··· Recorded information

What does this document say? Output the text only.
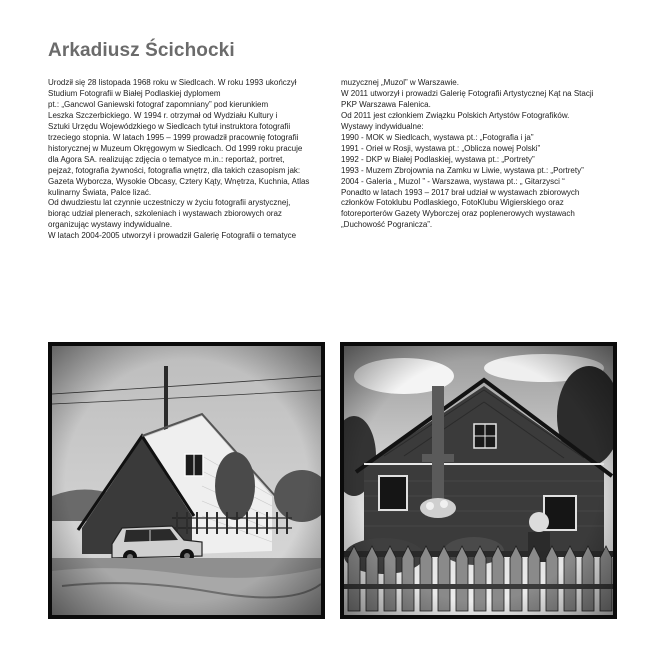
Arkadiusz Ścichocki
Urodził się 28 listopada 1968 roku w Siedlcach. W roku 1993 ukończył
Studium Fotografii w Białej Podlaskiej dyplomem
pt.: „Gancwol Ganiewski fotograf zapomniany” pod kierunkiem
Leszka Szczerbickiego. W 1994 r. otrzymał od Wydziału Kultury i
Sztuki Urzędu Wojewódzkiego w Siedlcach tytuł instruktora fotografii
trzeciego stopnia. W latach 1995 – 1999 prowadził pracownię fotografii
historycznej w Muzeum Okręgowym w Siedlcach. Od 1999 roku pracuje
dla Agora SA. realizując zdjęcia o tematyce m.in.: reportaż, portret,
pejzaż, fotografia żywności, fotografia wnętrz, dla takich czasopism jak:
Gazeta Wyborcza, Wysokie Obcasy, Cztery Kąty, Wnętrza, Kuchnia, Atlas
kulinarny Świata, Palce lizać.
Od dwudziestu lat czynnie uczestniczy w życiu fotografii arystycznej,
biorąc udział plenerach, szkoleniach i wystawach zbiorowych oraz
organizując wystawy indywidualne.
W latach 2004-2005 utworzył i prowadził Galerię Fotografii o tematyce
muzycznej „Muzol” w Warszawie.
W 2011 utworzył i prowadzi Galerię Fotografii Artystycznej Kąt na Stacji
PKP Warszawa Falenica.
Od 2011 jest członkiem Związku Polskich Artystów Fotografików.
Wystawy indywidualne:
1990 - MOK w Siedlcach, wystawa pt.: „Fotografia i ja”
1991 - Orieł w Rosji, wystawa pt.: „Oblicza nowej Polski”
1992 - DKP w Białej Podlaskiej, wystawa pt.: „Portrety”
1993 - Muzem Zbrojownia na Zamku w Liwie, wystawa pt.: „Portrety”
2004 - Galeria „ Muzol ” - Warszawa, wystawa pt.: „ Gitarzysci “
Ponadto w latach 1993 – 2017 brał udział w wystawach zbiorowych
członków Fotoklubu Podlaskiego, FotoKlubu Wigierskiego oraz
fotoreporterów Gazety Wyborczej oraz poplenerowych wystawach
„Duchowość Pogranicza”.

······

Count how many lines above contain the word "roku". Reply with the number alone.

§ Exercise output
2